Task directions:
Select every line below containing the word "الله".

--- start Records for the exercise ---

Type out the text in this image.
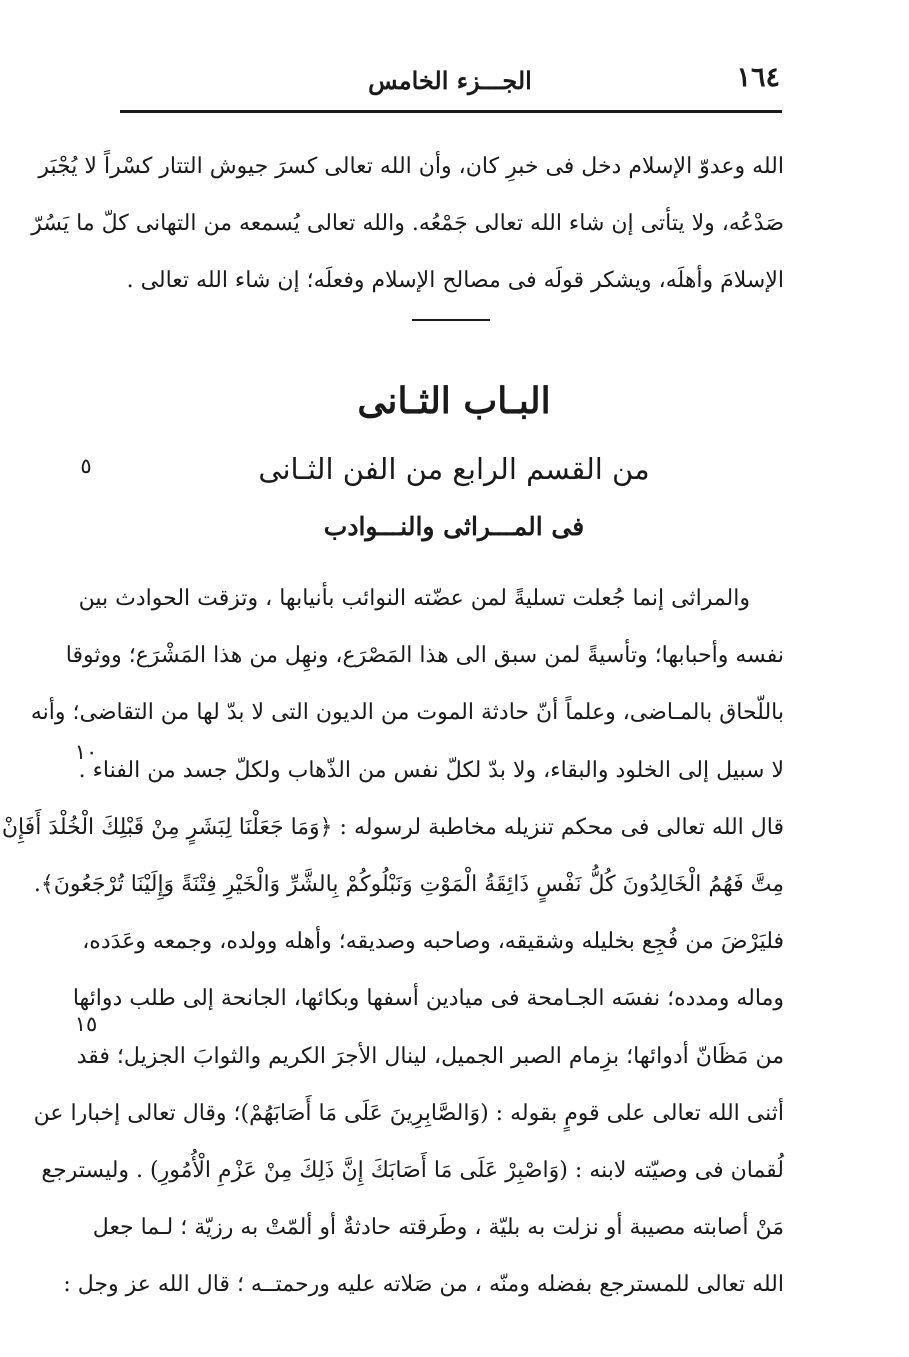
١٦٤
الجـــزء الخامس
الله وعدوّ الإسلام دخل فى خبرِ كان، وأن الله تعالى كسرَ جيوش التتار كسْراً لا يُجْبَر
صَدْعُه، ولا يتأتى إن شاء الله تعالى جَمْعُه. والله تعالى يُسمعه من التهانى كلّ ما يَسُرّ
الإسلامَ وأهلَه، ويشكر قولَه فى مصالح الإسلام وفعلَه؛ إن شاء الله تعالى .
البـاب الثـانى
من القسم الرابع من الفن الثـانى
فى المـــراثى والنـــوادب
٥
والمراثى إنما جُعلت تسليةً لمن عضّته النوائب بأنيابها ، وتزقت الحوادث بين
نفسه وأحبابها؛ وتأسيةً لمن سبق الى هذا المَصْرَع، ونهِل من هذا المَشْرَع؛ ووثوقا
باللّحاق بالمـاضى، وعلماً أنّ حادثة الموت من الديون التى لا بدّ لها من التقاضى؛ وأنه
لا سبيل إلى الخلود والبقاء، ولا بدّ لكلّ نفس من الذّهاب ولكلّ جسد من الفناء .
قال الله تعالى فى محكم تنزيله مخاطبة لرسوله : ﴿وَمَا جَعَلْنَا لِبَشَرٍ مِنْ قَبْلِكَ الْخُلْدَ أَفَإِنْ
مِتَّ فَهُمُ الْخَالِدُونَ كُلُّ نَفْسٍ ذَائِقَةُ الْمَوْتِ وَنَبْلُوكُمْ بِالشَّرِّ وَالْخَيْرِ فِتْنَةً وَإِلَيْنَا تُرْجَعُونَ﴾.
فليَرْضَ من فُجِع بخليله وشقيقه، وصاحبه وصديقه؛ وأهله وولده، وجمعه وعَدَده،
وماله ومدده؛ نفسَه الجـامحة فى ميادين أسفها وبكائها، الجانحة إلى طلب دوائها
من مَظَانّ أدوائها؛ بزِمام الصبر الجميل، لينال الأجرَ الكريم والثوابَ الجزيل؛ فقد
أثنى الله تعالى على قومٍ بقوله : (وَالصَّابِرِينَ عَلَى مَا أَصَابَهُمْ)؛ وقال تعالى إخبارا عن
لُقمان فى وصيّته لابنه : (وَاصْبِرْ عَلَى مَا أَصَابَكَ إِنَّ ذَلِكَ مِنْ عَزْمِ الْأُمُورِ) . وليسترجع
مَنْ أصابته مصيبة أو نزلت به بليّة ، وطَرقته حادثةٌ أو ألمّتْ به رزيّة ؛ لـما جعل
الله تعالى للمسترجع بفضله ومنّه ، من صَلاته عليه ورحمتــه ؛ قال الله عز وجل :
١٠
١٥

--- end Records for the exercise ---

Solution to the problem:
الله وعدوّ الإسلام دخل فى خبرِ كان، وأن الله تعالى كسرَ جيوش التتار كسْراً لا يُجْبَر
صَدْعُه، ولا يتأتى إن شاء الله تعالى جَمْعُه. والله تعالى يُسمعه من التهانى كلّ ما يَسُرّ
الإسلامَ وأهلَه، ويشكر قولَه فى مصالح الإسلام وفعلَه؛ إن شاء الله تعالى .
قال الله تعالى فى محكم تنزيله مخاطبة لرسوله : ﴿وَمَا جَعَلْنَا لِبَشَرٍ مِنْ قَبْلِكَ الْخُلْدَ أَفَإِنْ
أثنى الله تعالى على قومٍ بقوله : (وَالصَّابِرِينَ عَلَى مَا أَصَابَهُمْ)؛ وقال تعالى إخبارا عن
الله تعالى للمسترجع بفضله ومنّه ، من صَلاته عليه ورحمتــه ؛ قال الله عز وجل :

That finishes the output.